WRITTEN REQUEST. Please transcribe the records precisely; pictures stay out of your copy.

Data excerpts:

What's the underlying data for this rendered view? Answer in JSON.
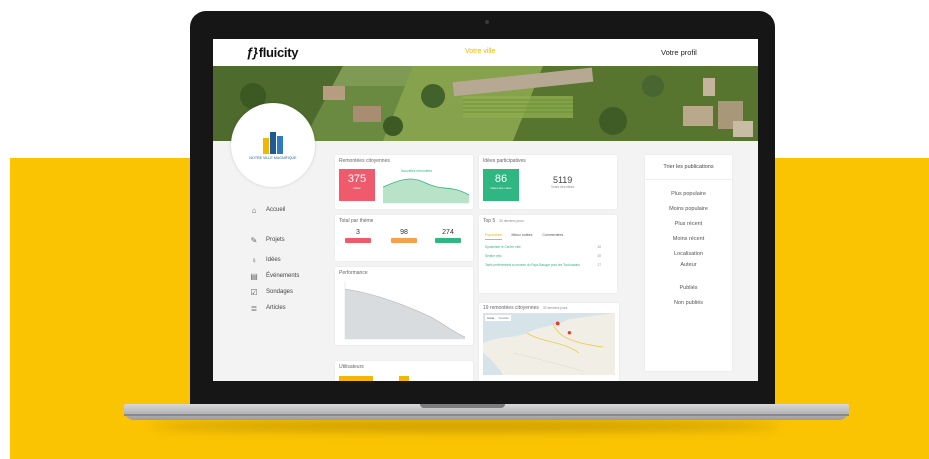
{
  "header": {
    "logo_text": "fluicity",
    "city_link": "Votre ville",
    "profile_link": "Votre profil"
  },
  "profile": {
    "city_label": "NOTRE VILLE MAGNIFIQUE"
  },
  "sidebar": {
    "items": [
      {
        "label": "Accueil",
        "icon": "home-icon"
      },
      {
        "label": "Projets",
        "icon": "tools-icon"
      },
      {
        "label": "Idées",
        "icon": "lightbulb-icon"
      },
      {
        "label": "Événements",
        "icon": "calendar-icon"
      },
      {
        "label": "Sondages",
        "icon": "poll-icon"
      },
      {
        "label": "Articles",
        "icon": "newspaper-icon"
      }
    ]
  },
  "remontees": {
    "title": "Remontées citoyennes",
    "value": "375",
    "sub": "Idées",
    "legend": "Nouvelles remontées"
  },
  "theme": {
    "title": "Total par thème",
    "items": [
      {
        "value": "3",
        "color": "#ef5b6d"
      },
      {
        "value": "98",
        "color": "#f6a04d"
      },
      {
        "value": "274",
        "color": "#2fb681"
      }
    ]
  },
  "performance": {
    "title": "Performance"
  },
  "utilisateurs": {
    "title": "Utilisateurs"
  },
  "idees": {
    "title": "Idées participatives",
    "value": "86",
    "sub": "Idées des votes",
    "value2": "5119",
    "sub2": "Votes des idées"
  },
  "top": {
    "title": "Top 5",
    "period": "30 derniers jours",
    "tabs": [
      "Populaires",
      "Mieux notées",
      "Commentées"
    ],
    "rows": [
      {
        "label": "Dynamiser le Centre-ville",
        "count": "48"
      },
      {
        "label": "Sentier vélo",
        "count": "35"
      },
      {
        "label": "Tarifs préférentiels au musée du Pays Basque pour les Toulousains",
        "count": "27"
      }
    ]
  },
  "map_card": {
    "title": "19 remontées citoyennes",
    "period": "30 derniers jours",
    "map_tabs": [
      "Carte",
      "Satellite"
    ]
  },
  "sort": {
    "title": "Trier les publications",
    "options": [
      "Plus populaire",
      "Moins populaire",
      "Plus récent",
      "Moins récent",
      "Localisation",
      "Auteur",
      "Publiés",
      "Non publiés"
    ]
  },
  "colors": {
    "brand_yellow": "#fbc403",
    "kpi_red": "#ef5b6d",
    "kpi_green": "#2fb681",
    "accent_orange": "#f6a04d"
  }
}
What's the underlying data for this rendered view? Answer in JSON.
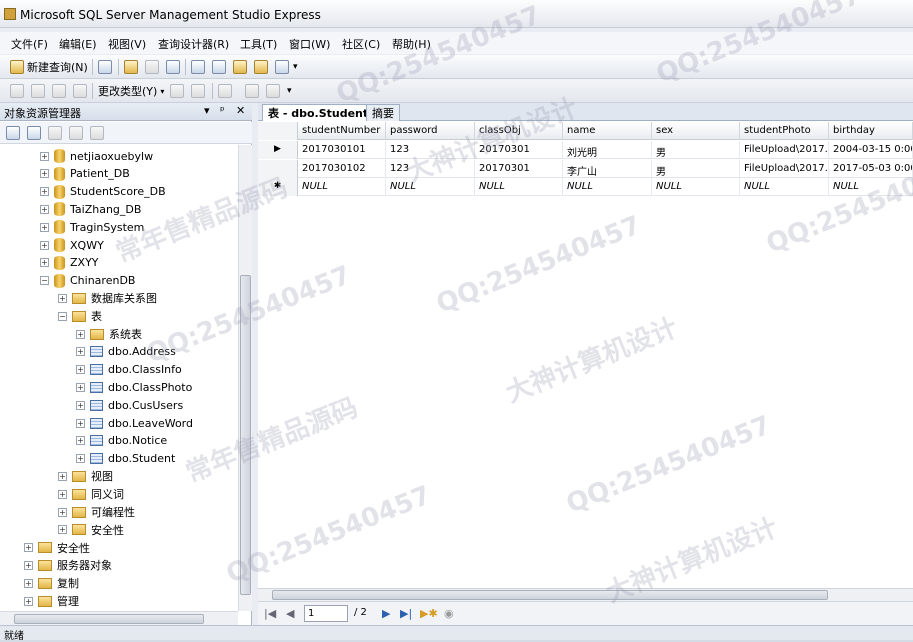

FINAL ANSWER.
What's the underlying data for this rendered view? Answer in JSON.
{
  "header": {
    "logo_text": "fluicity",
    "city_link": "Votre ville",
    "profile_link": "Votre profil"
  },
  "profile": {
    "city_label": "NOTRE VILLE MAGNIFIQUE"
  },
  "sidebar": {
    "items": [
      {
        "label": "Accueil",
        "icon": "home-icon"
      },
      {
        "label": "Projets",
        "icon": "tools-icon"
      },
      {
        "label": "Idées",
        "icon": "lightbulb-icon"
      },
      {
        "label": "Événements",
        "icon": "calendar-icon"
      },
      {
        "label": "Sondages",
        "icon": "poll-icon"
      },
      {
        "label": "Articles",
        "icon": "newspaper-icon"
      }
    ]
  },
  "remontees": {
    "title": "Remontées citoyennes",
    "value": "375",
    "sub": "Idées",
    "legend": "Nouvelles remontées"
  },
  "theme": {
    "title": "Total par thème",
    "items": [
      {
        "value": "3",
        "color": "#ef5b6d"
      },
      {
        "value": "98",
        "color": "#f6a04d"
      },
      {
        "value": "274",
        "color": "#2fb681"
      }
    ]
  },
  "performance": {
    "title": "Performance"
  },
  "utilisateurs": {
    "title": "Utilisateurs"
  },
  "idees": {
    "title": "Idées participatives",
    "value": "86",
    "sub": "Idées des votes",
    "value2": "5119",
    "sub2": "Votes des idées"
  },
  "top": {
    "title": "Top 5",
    "period": "30 derniers jours",
    "tabs": [
      "Populaires",
      "Mieux notées",
      "Commentées"
    ],
    "rows": [
      {
        "label": "Dynamiser le Centre-ville",
        "count": "48"
      },
      {
        "label": "Sentier vélo",
        "count": "35"
      },
      {
        "label": "Tarifs préférentiels au musée du Pays Basque pour les Toulousains",
        "count": "27"
      }
    ]
  },
  "map_card": {
    "title": "19 remontées citoyennes",
    "period": "30 derniers jours",
    "map_tabs": [
      "Carte",
      "Satellite"
    ]
  },
  "sort": {
    "title": "Trier les publications",
    "options": [
      "Plus populaire",
      "Moins populaire",
      "Plus récent",
      "Moins récent",
      "Localisation",
      "Auteur",
      "Publiés",
      "Non publiés"
    ]
  },
  "colors": {
    "brand_yellow": "#fbc403",
    "kpi_red": "#ef5b6d",
    "kpi_green": "#2fb681",
    "accent_orange": "#f6a04d"
  }
}
What's the underlying data for this rendered view? Answer in JSON.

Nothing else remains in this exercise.